Stored records:
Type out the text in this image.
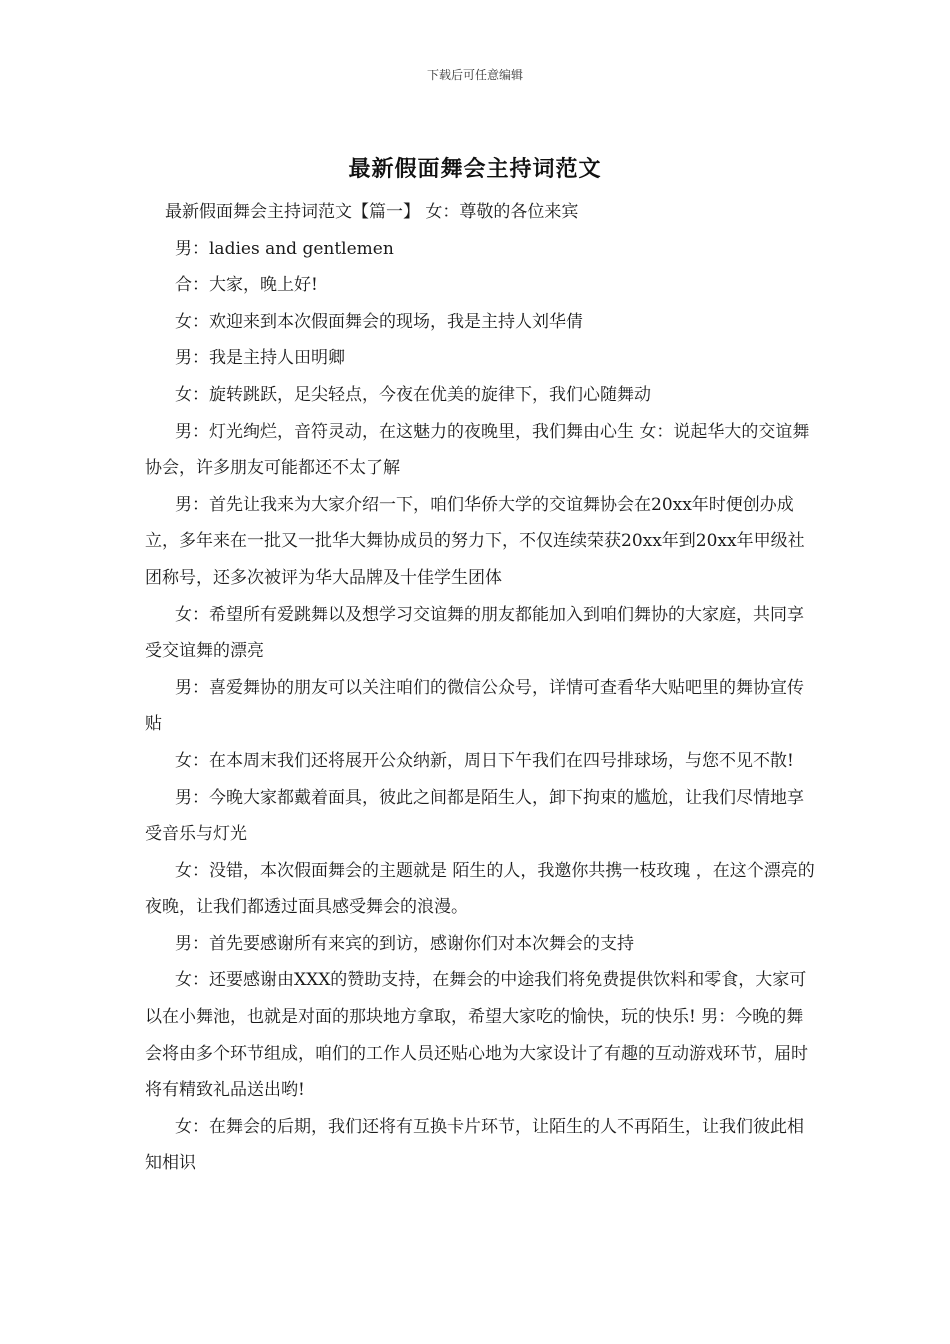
下载后可任意编辑
最新假面舞会主持词范文

最新假面舞会主持词范文【篇一】 女：尊敬的各位来宾

男：ladies and gentlemen

合：大家，晚上好!

女：欢迎来到本次假面舞会的现场，我是主持人刘华倩

男：我是主持人田明卿

女：旋转跳跃，足尖轻点，今夜在优美的旋律下，我们心随舞动

男：灯光绚烂，音符灵动，在这魅力的夜晚里，我们舞由心生 女：说起华大的交谊舞协会，许多朋友可能都还不太了解

男：首先让我来为大家介绍一下，咱们华侨大学的交谊舞协会在20xx年时便创办成立，多年来在一批又一批华大舞协成员的努力下，不仅连续荣获20xx年到20xx年甲级社团称号，还多次被评为华大品牌及十佳学生团体

女：希望所有爱跳舞以及想学习交谊舞的朋友都能加入到咱们舞协的大家庭，共同享受交谊舞的漂亮

男：喜爱舞协的朋友可以关注咱们的微信公众号，详情可查看华大贴吧里的舞协宣传贴

女：在本周末我们还将展开公众纳新，周日下午我们在四号排球场，与您不见不散!

男：今晚大家都戴着面具，彼此之间都是陌生人，卸下拘束的尴尬，让我们尽情地享受音乐与灯光

女：没错，本次假面舞会的主题就是 陌生的人，我邀你共携一枝玫瑰 ，在这个漂亮的夜晚，让我们都透过面具感受舞会的浪漫。

男：首先要感谢所有来宾的到访，感谢你们对本次舞会的支持

女：还要感谢由XXX的赞助支持，在舞会的中途我们将免费提供饮料和零食，大家可以在小舞池，也就是对面的那块地方拿取，希望大家吃的愉快，玩的快乐! 男：今晚的舞会将由多个环节组成，咱们的工作人员还贴心地为大家设计了有趣的互动游戏环节，届时将有精致礼品送出哟!

女：在舞会的后期，我们还将有互换卡片环节，让陌生的人不再陌生，让我们彼此相知相识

Job — Retype each entry precisely. Skip images entirely.

Result of this exercise —
Type out the text in this image.
下载后可任意编辑
最新假面舞会主持词范文

最新假面舞会主持词范文【篇一】 女：尊敬的各位来宾

男：ladies and gentlemen

合：大家，晚上好!

女：欢迎来到本次假面舞会的现场，我是主持人刘华倩

男：我是主持人田明卿

女：旋转跳跃，足尖轻点，今夜在优美的旋律下，我们心随舞动

男：灯光绚烂，音符灵动，在这魅力的夜晚里，我们舞由心生 女：说起华大的交谊舞协会，许多朋友可能都还不太了解

男：首先让我来为大家介绍一下，咱们华侨大学的交谊舞协会在20xx年时便创办成立，多年来在一批又一批华大舞协成员的努力下，不仅连续荣获20xx年到20xx年甲级社团称号，还多次被评为华大品牌及十佳学生团体

女：希望所有爱跳舞以及想学习交谊舞的朋友都能加入到咱们舞协的大家庭，共同享受交谊舞的漂亮

男：喜爱舞协的朋友可以关注咱们的微信公众号，详情可查看华大贴吧里的舞协宣传贴

女：在本周末我们还将展开公众纳新，周日下午我们在四号排球场，与您不见不散!

男：今晚大家都戴着面具，彼此之间都是陌生人，卸下拘束的尴尬，让我们尽情地享受音乐与灯光

女：没错，本次假面舞会的主题就是 陌生的人，我邀你共携一枝玫瑰 ，在这个漂亮的夜晚，让我们都透过面具感受舞会的浪漫。

男：首先要感谢所有来宾的到访，感谢你们对本次舞会的支持

女：还要感谢由XXX的赞助支持，在舞会的中途我们将免费提供饮料和零食，大家可以在小舞池，也就是对面的那块地方拿取，希望大家吃的愉快，玩的快乐! 男：今晚的舞会将由多个环节组成，咱们的工作人员还贴心地为大家设计了有趣的互动游戏环节，届时将有精致礼品送出哟!

女：在舞会的后期，我们还将有互换卡片环节，让陌生的人不再陌生，让我们彼此相知相识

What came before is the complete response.